▸ **Exercise inputs**:
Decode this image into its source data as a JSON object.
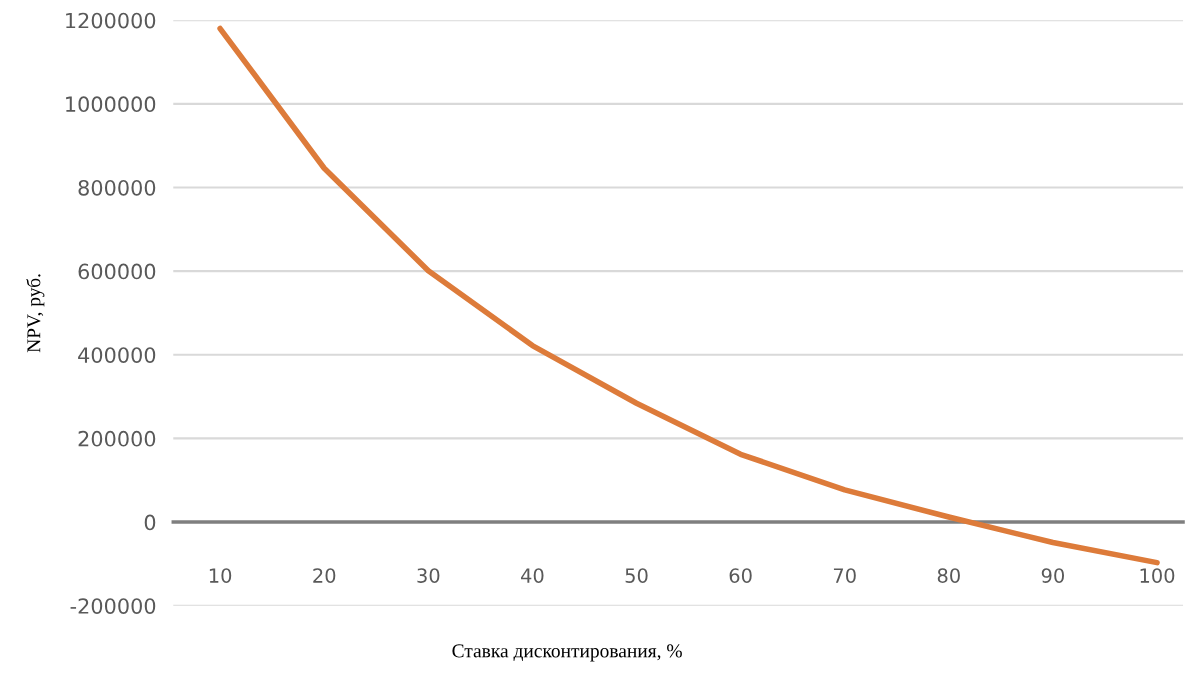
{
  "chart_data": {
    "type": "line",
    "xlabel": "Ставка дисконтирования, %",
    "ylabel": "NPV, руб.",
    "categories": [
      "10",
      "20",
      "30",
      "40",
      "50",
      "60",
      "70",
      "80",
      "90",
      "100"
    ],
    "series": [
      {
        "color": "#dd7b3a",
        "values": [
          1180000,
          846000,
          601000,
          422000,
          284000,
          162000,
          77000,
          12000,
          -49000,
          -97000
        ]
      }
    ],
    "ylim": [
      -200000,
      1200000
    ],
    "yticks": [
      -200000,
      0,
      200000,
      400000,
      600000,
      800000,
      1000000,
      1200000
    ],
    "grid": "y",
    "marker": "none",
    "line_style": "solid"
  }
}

▸ **Task description**:
Go through the entries above and print each one exactly, minus the pictures.

▸ **Task output**:
Decode this image into its source data as a JSON object.
{
  "chart_data": {
    "type": "line",
    "xlabel": "Ставка дисконтирования, %",
    "ylabel": "NPV, руб.",
    "categories": [
      "10",
      "20",
      "30",
      "40",
      "50",
      "60",
      "70",
      "80",
      "90",
      "100"
    ],
    "series": [
      {
        "color": "#dd7b3a",
        "values": [
          1180000,
          846000,
          601000,
          422000,
          284000,
          162000,
          77000,
          12000,
          -49000,
          -97000
        ]
      }
    ],
    "ylim": [
      -200000,
      1200000
    ],
    "yticks": [
      -200000,
      0,
      200000,
      400000,
      600000,
      800000,
      1000000,
      1200000
    ],
    "grid": "y",
    "marker": "none",
    "line_style": "solid"
  }
}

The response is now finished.